__What is expected__. Below are the records. Gather each line that holds "icon".

__Data lines__.

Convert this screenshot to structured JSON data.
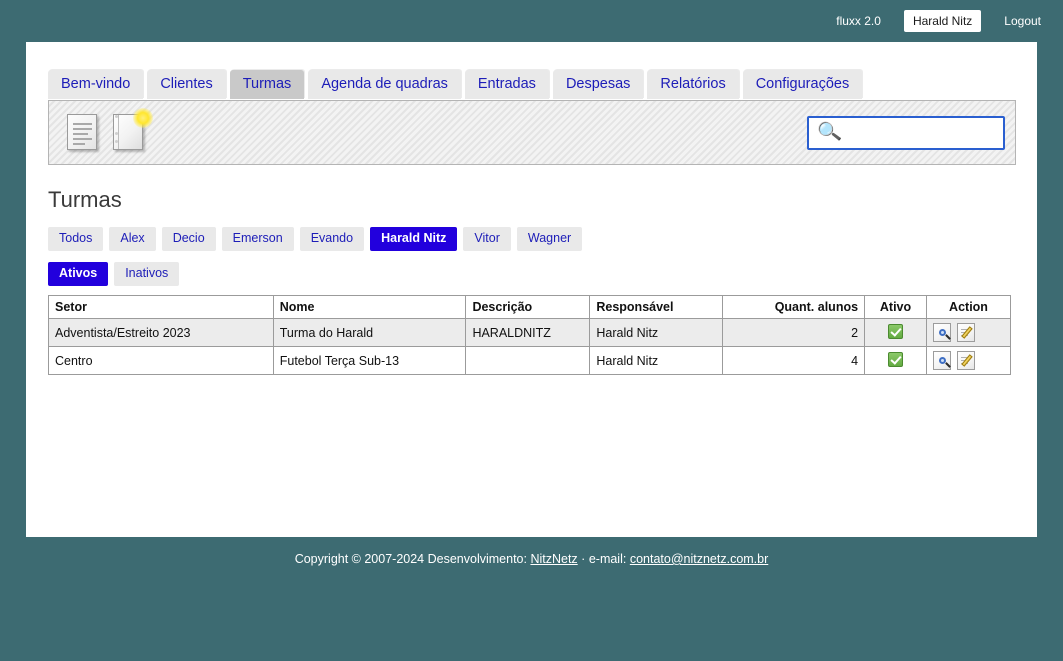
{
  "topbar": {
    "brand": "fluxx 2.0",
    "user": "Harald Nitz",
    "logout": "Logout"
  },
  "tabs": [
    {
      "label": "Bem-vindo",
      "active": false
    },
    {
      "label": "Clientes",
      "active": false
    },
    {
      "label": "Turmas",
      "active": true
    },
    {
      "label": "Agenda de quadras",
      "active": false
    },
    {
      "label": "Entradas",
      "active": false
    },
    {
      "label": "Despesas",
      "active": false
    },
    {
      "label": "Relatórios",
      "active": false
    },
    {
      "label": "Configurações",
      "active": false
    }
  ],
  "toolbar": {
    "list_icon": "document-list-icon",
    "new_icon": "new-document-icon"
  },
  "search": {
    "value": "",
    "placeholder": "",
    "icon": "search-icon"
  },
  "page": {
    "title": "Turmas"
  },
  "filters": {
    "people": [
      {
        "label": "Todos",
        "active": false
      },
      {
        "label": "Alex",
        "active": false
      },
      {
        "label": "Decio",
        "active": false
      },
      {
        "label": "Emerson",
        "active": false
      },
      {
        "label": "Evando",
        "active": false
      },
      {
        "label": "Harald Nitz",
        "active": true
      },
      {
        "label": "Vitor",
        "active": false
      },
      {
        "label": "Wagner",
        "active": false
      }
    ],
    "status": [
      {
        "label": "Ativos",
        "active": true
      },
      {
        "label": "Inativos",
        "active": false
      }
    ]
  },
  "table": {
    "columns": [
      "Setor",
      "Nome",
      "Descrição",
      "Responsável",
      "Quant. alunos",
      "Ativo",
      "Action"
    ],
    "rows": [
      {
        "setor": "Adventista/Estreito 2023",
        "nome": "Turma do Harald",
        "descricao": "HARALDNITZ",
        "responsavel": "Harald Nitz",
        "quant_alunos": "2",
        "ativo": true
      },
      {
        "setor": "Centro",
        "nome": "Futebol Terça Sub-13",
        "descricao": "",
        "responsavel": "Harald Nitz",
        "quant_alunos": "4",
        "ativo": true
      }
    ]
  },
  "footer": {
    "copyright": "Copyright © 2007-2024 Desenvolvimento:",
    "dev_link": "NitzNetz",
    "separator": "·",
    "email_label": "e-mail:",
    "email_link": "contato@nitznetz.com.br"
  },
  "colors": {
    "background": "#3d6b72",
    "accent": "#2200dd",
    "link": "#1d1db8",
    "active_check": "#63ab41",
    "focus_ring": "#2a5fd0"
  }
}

__Answer below__.
    "list_icon": "document-list-icon",
    "new_icon": "new-document-icon"
    "icon": "search-icon"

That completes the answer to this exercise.